### Exercise instructions
• 1. Copy the passage on political persecution from "He was kidnapped" up to and including "Transylvanian Unitarian Church.".
• 2. Which kinds of people does the persecution passage name as "the best of the nation" who faced conceptual trials? List them all.

### Passage shown
-------------------------

Judit Gellérd

           

Growing up under political persecution

 

            Communist dictatorships did not produce many martyrs, rather crippled anybody who rejected to collaborate.  With an increasing terror, people have given up resistance and a certain level everybody compromised, whether in action or just deeply in their soul.  Some, who did not, like my father became martyrs.  And now symbols, examples for others to follow their vision for renewal, to do what is right.  Almost nobody is free from wounds of fear, anger or guilt.  My father's story is an illustration of the tragedy that has happened to people in Eastern Europe. 

            After the Hungarian Revolution of 1956 had been crushed by Soviet tanks, retaliation took many lives and political prisoners in Hungary.  But few know that in Romania where no revolution took place, some 70,000 intellectuals had been imprisoned.  The Romanian government decided to decapitate the nation by crushing its intelligentsia in order to prevent revolution.  The best of the nation--writers, professors, students, priests, ministers, artists were facing so-called conceptual trials  of a military court under a permanent Martial law.  The essence of these trials was all the same.  The person had to be denounced by someone to be arrested.  After several months of intensive brainwashing techniques, the person was ready for the conceptual trial which had a precise script and the sentence preconceived.

 

            One night of 1959 the Secret Police car stopped in front of our parish.  That was the most feared moment for everybody.  Nobody knew when it would be his or her turn.  My father actually had a last minute information of his arrest that night and he managed to hide the manuscript of his dissertation and two novels in the attic of the parish.  This is how the only copy of his priceless work has survived the house search and confiscation of his library and manuscripts. 

            He was kidnapped and disappeared for seven month in the basement of the Secret police, without any trial.  We didn't even know whether he was alive.  He was 39, a brilliant scholar, the great promise of the Transylvanian Unitarian Church.

-------------------------

### Listed entries

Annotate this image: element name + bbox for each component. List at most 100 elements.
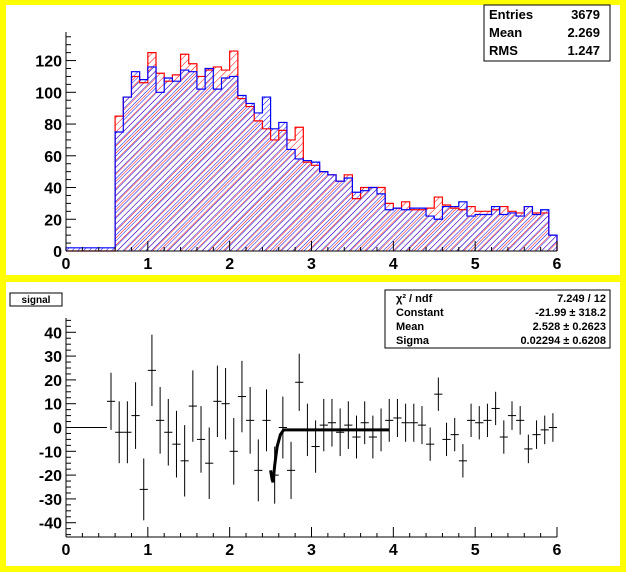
histogram-bar-blue	[246, 103, 255, 251]
histogram-bar-blue	[270, 128, 279, 251]
histogram-bar-blue	[66, 247, 75, 251]
x-tick-label: 6	[553, 256, 562, 273]
histogram-bar-blue	[548, 235, 557, 251]
histogram-bar-blue	[262, 97, 271, 251]
histogram-bar-blue	[319, 171, 328, 251]
histogram-bar-blue	[409, 208, 418, 251]
histogram-bar-blue	[516, 216, 525, 251]
histogram-bar-blue	[156, 92, 165, 251]
stats-mean-value: 2.269	[567, 25, 600, 40]
histogram-bar-blue	[98, 247, 107, 251]
fit-curve	[269, 428, 390, 483]
histogram-bar-blue	[180, 70, 189, 251]
y-tick-label: 100	[35, 85, 62, 102]
histogram-bar-blue	[147, 66, 157, 251]
histogram-outline-red	[66, 50, 558, 252]
histogram-bar-blue	[360, 190, 369, 251]
x-tick-label: 4	[389, 542, 398, 559]
x-tick-label: 6	[553, 542, 562, 559]
histogram-bar-blue	[90, 247, 99, 251]
fit-stats-box: χ² / ndf 7.249 / 12 Constant -21.99 ± 31…	[384, 289, 611, 349]
histogram-bar-blue	[278, 122, 287, 252]
bottom-signal-plot: 0 1 2 3 4 5 6 -40 -30 -20 -10 0 10 20 30 40	[39, 318, 562, 559]
histogram-bar-blue	[524, 206, 533, 251]
y-tick-label: -40	[39, 516, 62, 533]
y-tick-label: 20	[44, 373, 62, 390]
histogram-bar-blue	[115, 131, 124, 251]
histogram-bar-blue	[344, 178, 353, 251]
histogram-bar-blue	[286, 149, 296, 251]
histogram-bar-blue	[401, 209, 410, 251]
fit-mean-label: Mean	[396, 321, 424, 333]
histogram-bar-blue	[434, 219, 443, 251]
histogram-bar-blue	[393, 208, 402, 251]
histogram-bar-blue	[221, 78, 230, 252]
x-tick-label: 5	[471, 542, 480, 559]
histogram-bar-blue	[475, 214, 484, 251]
y-tick-label: 0	[53, 421, 62, 438]
histogram-bar-blue	[106, 247, 116, 251]
histogram-bar-blue	[426, 216, 435, 251]
x-tick-label: 3	[307, 542, 316, 559]
histogram-bar-blue	[172, 81, 181, 252]
bottom-title: signal	[22, 295, 51, 306]
y-tick-label: 30	[44, 349, 62, 366]
y-tick-label: 0	[53, 244, 62, 261]
fit-constant-label: Constant	[396, 307, 444, 319]
x-tick-label: 3	[307, 256, 316, 273]
histogram-bar-blue	[532, 214, 541, 251]
stats-box: Entries 3679 Mean 2.269 RMS 1.247	[483, 4, 611, 62]
y-tick-label: 10	[44, 397, 62, 414]
fit-sigma-value: 0.02294 ± 0.6208	[520, 335, 606, 347]
fit-chi-value: 7.249 / 12	[557, 293, 606, 305]
stats-rms-label: RMS	[489, 43, 518, 58]
fit-chi-label: χ² / ndf	[396, 293, 433, 305]
stats-mean-label: Mean	[489, 25, 522, 40]
histogram-bar-blue	[385, 209, 394, 251]
histogram-bar-blue	[188, 71, 197, 251]
histogram-bar-blue	[368, 187, 377, 251]
histogram-bar-blue	[499, 214, 508, 251]
y-tick-label: 20	[44, 212, 62, 229]
y-tick-label: 40	[44, 325, 62, 342]
fit-mean-value: 2.528 ± 0.2623	[533, 321, 606, 333]
y-tick-label: 80	[44, 117, 62, 134]
histogram-bar-blue	[483, 214, 492, 251]
histogram-bar-blue	[213, 89, 222, 251]
y-tick-label: -10	[39, 444, 62, 461]
x-tick-label: 2	[225, 542, 234, 559]
histogram-bar-blue	[237, 95, 247, 251]
y-tick-label: 60	[44, 149, 62, 166]
histogram-bar-blue	[74, 247, 83, 251]
fit-sigma-label: Sigma	[396, 335, 430, 347]
stats-entries-label: Entries	[489, 7, 533, 22]
x-tick-label: 1	[143, 256, 152, 273]
histogram-bar-blue	[417, 208, 427, 251]
y-tick-label: -20	[39, 468, 62, 485]
histogram-bar-blue	[131, 71, 140, 251]
stats-entries-value: 3679	[571, 7, 600, 22]
histogram-bar-blue	[352, 192, 361, 251]
histogram-bar-blue	[376, 193, 386, 251]
histogram-bar-blue	[458, 201, 467, 251]
y-tick-label: -30	[39, 492, 62, 509]
x-tick-label: 0	[62, 542, 71, 559]
histogram-bar-blue	[303, 160, 312, 251]
histogram-bar-blue	[311, 162, 320, 251]
histogram-bar-blue	[336, 181, 345, 251]
histogram-bar-blue	[466, 216, 476, 251]
histogram-bar-blue	[139, 79, 148, 251]
x-tick-label: 5	[471, 256, 480, 273]
histogram-bar-blue	[229, 76, 238, 251]
x-tick-label: 0	[62, 256, 71, 273]
histogram-bar-blue	[82, 247, 91, 251]
y-tick-label: 40	[44, 181, 62, 198]
histogram-bar-blue	[540, 209, 549, 251]
histogram-bar-blue	[442, 206, 451, 251]
histogram-bar-blue	[205, 68, 214, 251]
x-tick-label: 2	[225, 256, 234, 273]
stats-rms-value: 1.247	[567, 43, 600, 58]
histogram-bar-blue	[295, 158, 304, 251]
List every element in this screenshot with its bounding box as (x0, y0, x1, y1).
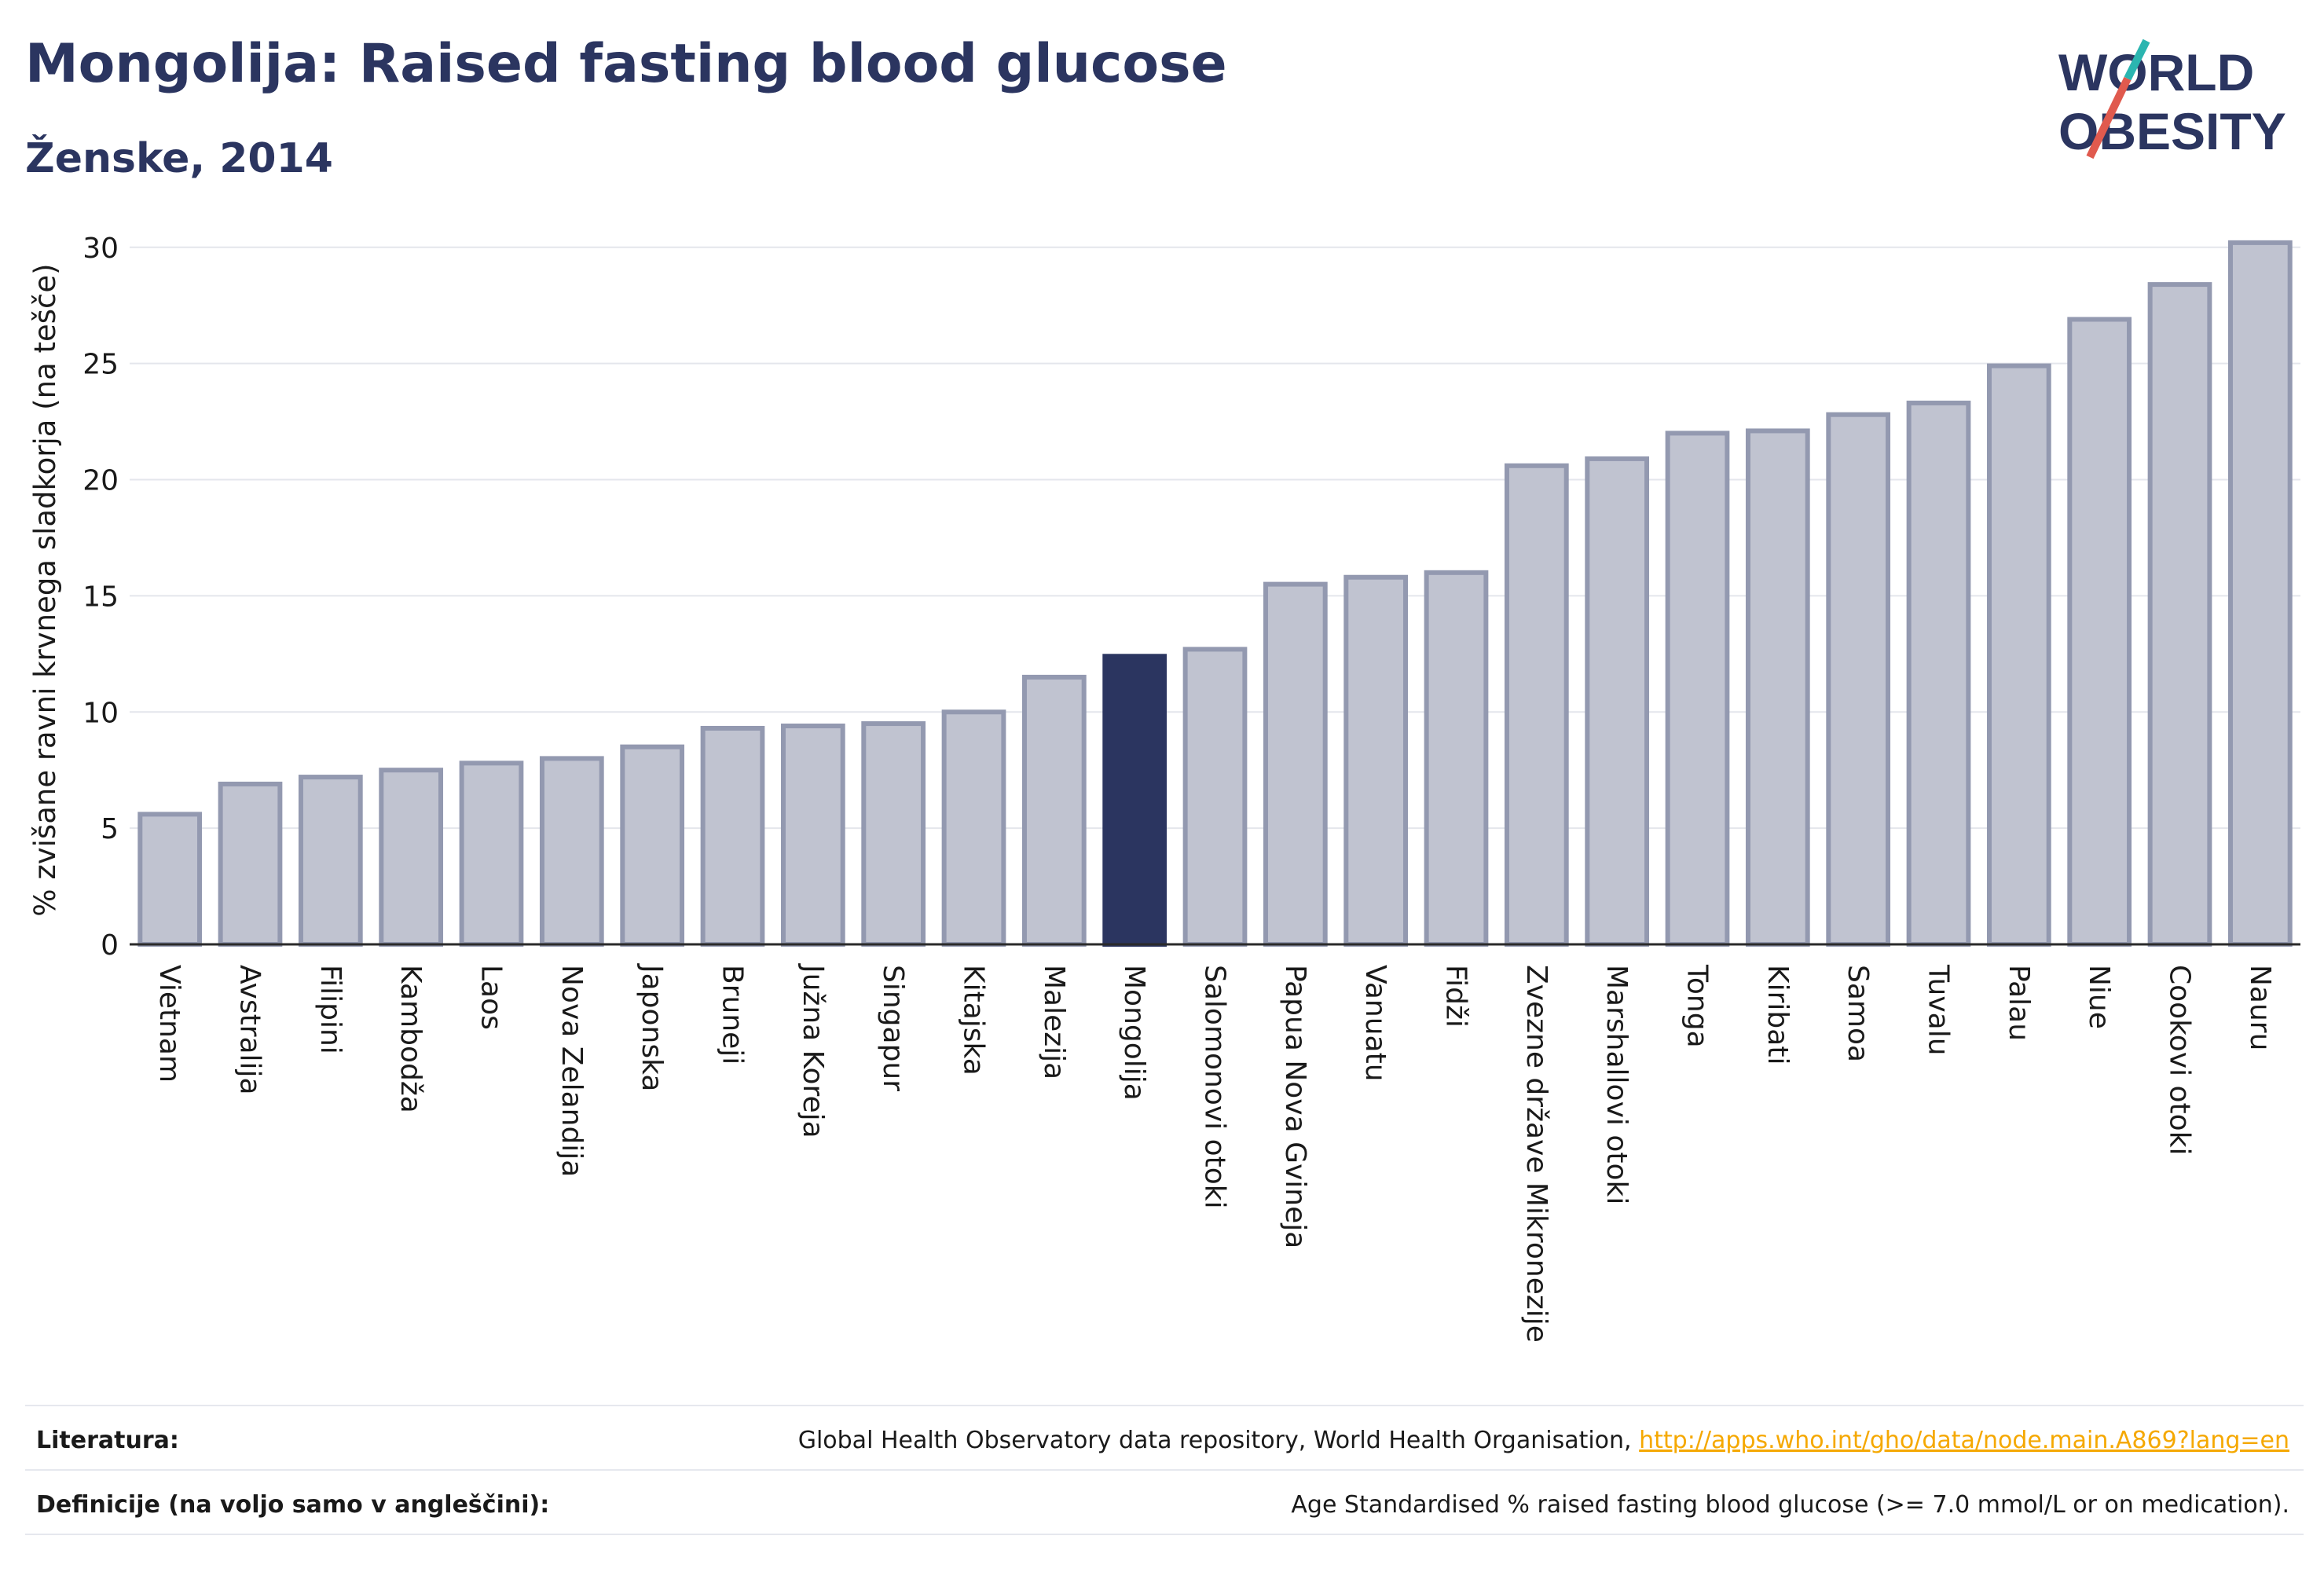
logo-slash-red (2086, 76, 2132, 159)
bar (780, 724, 845, 947)
bar (459, 761, 524, 947)
x-tick-label: Vanuatu (1359, 965, 1391, 1082)
x-tick-label: Marshallovi otoki (1600, 965, 1633, 1204)
x-tick-label: Samoa (1842, 965, 1874, 1062)
chart-subtitle: Ženske, 2014 (25, 135, 333, 182)
x-tick-label: Tonga (1681, 964, 1714, 1048)
bar (941, 709, 1006, 947)
bar (1102, 654, 1167, 947)
bar (379, 768, 444, 947)
x-tick-label: Vietnam (153, 965, 185, 1083)
y-tick-label: 15 (82, 581, 119, 613)
literatura-source: Global Health Observatory data repositor… (798, 1427, 2289, 1454)
footer-divider-middle (25, 1469, 2304, 1471)
bar (620, 744, 685, 947)
bar (1263, 581, 1328, 947)
bar (1826, 412, 1891, 947)
bar (1021, 674, 1087, 947)
x-tick-label: Cookovi otoki (2164, 965, 2196, 1156)
chart-title: Mongolija: Raised fasting blood glucose (25, 33, 1227, 95)
literatura-link[interactable]: http://apps.who.int/gho/data/node.main.A… (1639, 1427, 2289, 1454)
footer-divider-bottom (25, 1534, 2304, 1535)
logo-slash-teal (2124, 38, 2150, 81)
x-tick-label: Singapur (877, 965, 909, 1091)
bar (2227, 240, 2293, 947)
x-tick-label: Palau (2003, 965, 2035, 1041)
x-tick-label: Tuvalu (1923, 964, 1955, 1056)
x-tick-label: Filipini (314, 965, 346, 1054)
bar (298, 775, 363, 947)
x-tick-label: Salomonovi otoki (1199, 965, 1231, 1209)
y-tick-label: 10 (82, 697, 119, 729)
y-axis-label: % zvišane ravni krvnega sladkorja (na te… (28, 263, 62, 916)
x-tick-label: Malezija (1038, 965, 1070, 1079)
bar (700, 725, 765, 947)
bar (2067, 317, 2132, 947)
x-tick-label: Nova Zelandija (555, 965, 588, 1177)
bar (1745, 428, 1810, 947)
bar (1585, 456, 1650, 947)
literatura-text: Global Health Observatory data repositor… (797, 1427, 1632, 1454)
logo-line1: WORLD (2058, 43, 2254, 101)
y-tick-label: 20 (82, 465, 119, 497)
bar (218, 781, 283, 947)
x-tick-label: Zvezne države Mikronezije (1520, 965, 1552, 1343)
literatura-label: Literatura: (36, 1427, 179, 1454)
x-tick-label: Nauru (2244, 965, 2276, 1050)
x-tick-label: Fidži (1440, 965, 1472, 1028)
bar (2147, 282, 2212, 947)
y-tick-label: 30 (82, 233, 119, 265)
x-tick-label: Avstralija (234, 965, 266, 1095)
y-tick-label: 25 (82, 349, 119, 381)
world-obesity-logo: WORLD OBESITY (2058, 38, 2286, 160)
bar (1182, 647, 1248, 947)
bar (137, 812, 203, 947)
x-tick-label: Kitajska (958, 965, 990, 1076)
y-tick-label: 0 (101, 929, 119, 962)
definicije-label: Definicije (na voljo samo v angleščini): (36, 1491, 550, 1519)
x-tick-label: Kambodža (394, 965, 427, 1113)
bar (539, 756, 604, 947)
bar (1986, 363, 2051, 947)
x-tick-label: Kiribati (1761, 965, 1794, 1065)
definicije-text: Age Standardised % raised fasting blood … (1291, 1491, 2289, 1519)
bar (861, 721, 926, 947)
bar (1343, 574, 1409, 947)
x-tick-label: Papua Nova Gvineja (1279, 965, 1311, 1248)
bar (1424, 570, 1489, 947)
x-tick-label: Laos (475, 965, 508, 1030)
y-tick-label: 5 (101, 813, 119, 845)
x-tick-label: Brunejі (717, 965, 749, 1065)
footer-divider-top (25, 1405, 2304, 1406)
x-tick-label: Mongolija (1118, 965, 1150, 1101)
bar (1906, 400, 1971, 947)
bar (1665, 431, 1730, 947)
x-tick-label: Japonska (636, 963, 668, 1091)
bar-chart: 0 5 10 15 20 25 30 % zvišane ravni krvnega slad… (28, 233, 2300, 1343)
x-tick-label: Južna Koreja (797, 963, 829, 1138)
bar (1504, 463, 1569, 947)
x-tick-label: Niue (2083, 965, 2115, 1029)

-------------------------

### Final answers
• 1.
He was kidnapped and disappeared for seven month in the basement of the Secret police, without any trial.  We didn't even know whether he was alive.  He was 39, a brilliant scholar, the great promise of the Transylvanian Unitarian Church.

• 2.
writers
professors
students
priests
ministers
artists